(REQUIREMENTS) Find the string "EVAPORATOR" in the entries and copy each line that has it.

[Records excerpted from a collection]
..........

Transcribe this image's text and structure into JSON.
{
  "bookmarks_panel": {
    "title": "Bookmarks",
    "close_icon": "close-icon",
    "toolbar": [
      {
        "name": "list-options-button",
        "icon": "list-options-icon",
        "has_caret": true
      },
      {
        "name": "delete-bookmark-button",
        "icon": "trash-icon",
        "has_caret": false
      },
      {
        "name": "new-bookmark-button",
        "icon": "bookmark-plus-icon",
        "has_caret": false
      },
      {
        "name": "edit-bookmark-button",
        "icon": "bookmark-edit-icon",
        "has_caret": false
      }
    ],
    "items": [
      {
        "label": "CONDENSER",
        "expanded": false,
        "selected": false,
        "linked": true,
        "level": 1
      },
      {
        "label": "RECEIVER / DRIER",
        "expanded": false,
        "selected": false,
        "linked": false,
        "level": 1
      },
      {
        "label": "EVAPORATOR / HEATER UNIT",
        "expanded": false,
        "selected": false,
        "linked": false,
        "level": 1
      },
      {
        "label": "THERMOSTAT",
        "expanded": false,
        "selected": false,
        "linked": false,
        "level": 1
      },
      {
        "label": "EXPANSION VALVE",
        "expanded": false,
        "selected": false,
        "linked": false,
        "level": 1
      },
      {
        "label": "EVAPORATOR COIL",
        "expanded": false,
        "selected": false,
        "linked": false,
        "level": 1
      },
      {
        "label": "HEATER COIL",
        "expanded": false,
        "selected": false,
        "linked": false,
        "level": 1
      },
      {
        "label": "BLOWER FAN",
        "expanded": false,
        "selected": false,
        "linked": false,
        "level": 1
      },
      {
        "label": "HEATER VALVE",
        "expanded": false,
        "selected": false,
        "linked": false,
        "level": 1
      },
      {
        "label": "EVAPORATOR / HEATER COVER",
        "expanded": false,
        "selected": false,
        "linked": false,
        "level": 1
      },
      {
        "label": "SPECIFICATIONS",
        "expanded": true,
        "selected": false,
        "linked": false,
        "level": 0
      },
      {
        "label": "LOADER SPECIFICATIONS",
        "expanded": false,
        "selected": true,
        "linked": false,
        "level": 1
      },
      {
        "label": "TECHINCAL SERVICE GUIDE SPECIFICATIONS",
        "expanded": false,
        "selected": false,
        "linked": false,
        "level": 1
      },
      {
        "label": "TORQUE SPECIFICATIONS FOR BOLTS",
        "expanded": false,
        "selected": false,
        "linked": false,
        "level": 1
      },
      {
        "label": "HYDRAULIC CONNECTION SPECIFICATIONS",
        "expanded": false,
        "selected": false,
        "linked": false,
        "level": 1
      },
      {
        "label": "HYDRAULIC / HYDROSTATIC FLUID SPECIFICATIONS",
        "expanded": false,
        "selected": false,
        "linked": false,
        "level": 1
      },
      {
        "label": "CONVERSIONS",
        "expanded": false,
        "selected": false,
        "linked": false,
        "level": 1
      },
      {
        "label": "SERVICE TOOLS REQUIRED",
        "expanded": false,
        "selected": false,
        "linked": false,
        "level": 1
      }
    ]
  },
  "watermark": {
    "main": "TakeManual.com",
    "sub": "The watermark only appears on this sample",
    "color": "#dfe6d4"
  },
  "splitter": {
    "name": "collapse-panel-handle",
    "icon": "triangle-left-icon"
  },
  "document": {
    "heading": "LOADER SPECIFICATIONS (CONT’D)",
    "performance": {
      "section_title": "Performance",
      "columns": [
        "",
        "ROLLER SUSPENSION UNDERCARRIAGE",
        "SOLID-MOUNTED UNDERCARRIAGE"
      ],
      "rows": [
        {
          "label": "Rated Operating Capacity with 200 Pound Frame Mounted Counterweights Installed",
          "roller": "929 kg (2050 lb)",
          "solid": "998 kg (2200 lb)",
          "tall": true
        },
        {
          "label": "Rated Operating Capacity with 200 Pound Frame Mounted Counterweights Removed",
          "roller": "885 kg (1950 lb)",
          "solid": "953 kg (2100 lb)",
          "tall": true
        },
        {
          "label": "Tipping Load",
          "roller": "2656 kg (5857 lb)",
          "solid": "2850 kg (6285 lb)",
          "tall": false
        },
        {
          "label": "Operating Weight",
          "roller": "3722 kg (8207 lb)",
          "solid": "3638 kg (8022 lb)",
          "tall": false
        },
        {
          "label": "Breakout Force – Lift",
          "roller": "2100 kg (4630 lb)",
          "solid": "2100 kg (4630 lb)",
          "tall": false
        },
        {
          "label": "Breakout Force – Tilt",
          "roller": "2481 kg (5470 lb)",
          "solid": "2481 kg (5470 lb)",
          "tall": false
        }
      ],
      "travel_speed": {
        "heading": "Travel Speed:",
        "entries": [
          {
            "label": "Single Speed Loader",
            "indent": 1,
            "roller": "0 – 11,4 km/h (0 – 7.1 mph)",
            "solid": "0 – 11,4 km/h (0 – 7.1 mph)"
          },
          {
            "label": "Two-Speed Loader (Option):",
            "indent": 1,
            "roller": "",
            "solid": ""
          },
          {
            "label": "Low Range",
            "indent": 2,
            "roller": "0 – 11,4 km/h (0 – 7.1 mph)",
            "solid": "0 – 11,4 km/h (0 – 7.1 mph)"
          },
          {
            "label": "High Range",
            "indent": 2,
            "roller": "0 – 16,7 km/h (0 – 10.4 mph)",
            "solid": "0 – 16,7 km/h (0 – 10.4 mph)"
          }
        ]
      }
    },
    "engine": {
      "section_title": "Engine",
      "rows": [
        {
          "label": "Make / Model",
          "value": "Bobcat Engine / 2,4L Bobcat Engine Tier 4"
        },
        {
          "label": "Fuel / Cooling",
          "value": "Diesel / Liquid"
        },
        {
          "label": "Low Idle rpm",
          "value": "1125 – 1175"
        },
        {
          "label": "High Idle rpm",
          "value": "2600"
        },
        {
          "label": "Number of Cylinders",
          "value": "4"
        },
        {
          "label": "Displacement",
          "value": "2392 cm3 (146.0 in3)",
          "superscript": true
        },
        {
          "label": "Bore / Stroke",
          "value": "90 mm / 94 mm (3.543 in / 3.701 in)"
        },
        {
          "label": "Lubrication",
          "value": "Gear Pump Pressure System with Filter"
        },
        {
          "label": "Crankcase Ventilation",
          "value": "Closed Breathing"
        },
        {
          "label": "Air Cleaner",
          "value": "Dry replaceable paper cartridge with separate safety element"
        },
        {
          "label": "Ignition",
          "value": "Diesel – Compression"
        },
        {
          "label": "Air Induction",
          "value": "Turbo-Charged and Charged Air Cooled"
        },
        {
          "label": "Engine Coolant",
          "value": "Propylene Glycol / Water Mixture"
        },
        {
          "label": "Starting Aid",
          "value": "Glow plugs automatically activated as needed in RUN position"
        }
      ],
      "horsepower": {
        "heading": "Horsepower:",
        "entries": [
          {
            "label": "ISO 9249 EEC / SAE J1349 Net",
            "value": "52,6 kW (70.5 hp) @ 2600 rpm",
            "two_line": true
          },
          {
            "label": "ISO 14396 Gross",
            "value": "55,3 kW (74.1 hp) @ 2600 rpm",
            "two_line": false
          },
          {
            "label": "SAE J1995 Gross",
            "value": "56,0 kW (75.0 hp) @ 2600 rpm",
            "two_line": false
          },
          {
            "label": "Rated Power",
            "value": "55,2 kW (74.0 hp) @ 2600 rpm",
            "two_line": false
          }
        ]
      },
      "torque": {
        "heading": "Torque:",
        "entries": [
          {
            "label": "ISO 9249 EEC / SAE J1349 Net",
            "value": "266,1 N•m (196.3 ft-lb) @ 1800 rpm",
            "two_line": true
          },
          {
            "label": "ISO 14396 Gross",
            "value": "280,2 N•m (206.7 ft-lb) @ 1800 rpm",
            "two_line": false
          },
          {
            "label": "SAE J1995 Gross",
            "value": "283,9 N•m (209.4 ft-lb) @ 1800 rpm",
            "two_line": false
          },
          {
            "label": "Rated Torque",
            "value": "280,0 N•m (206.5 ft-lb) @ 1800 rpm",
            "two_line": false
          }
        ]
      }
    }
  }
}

..........

(RESULT BELOW)
        "label": "EVAPORATOR / HEATER UNIT",
        "label": "EVAPORATOR COIL",
        "label": "EVAPORATOR / HEATER COVER",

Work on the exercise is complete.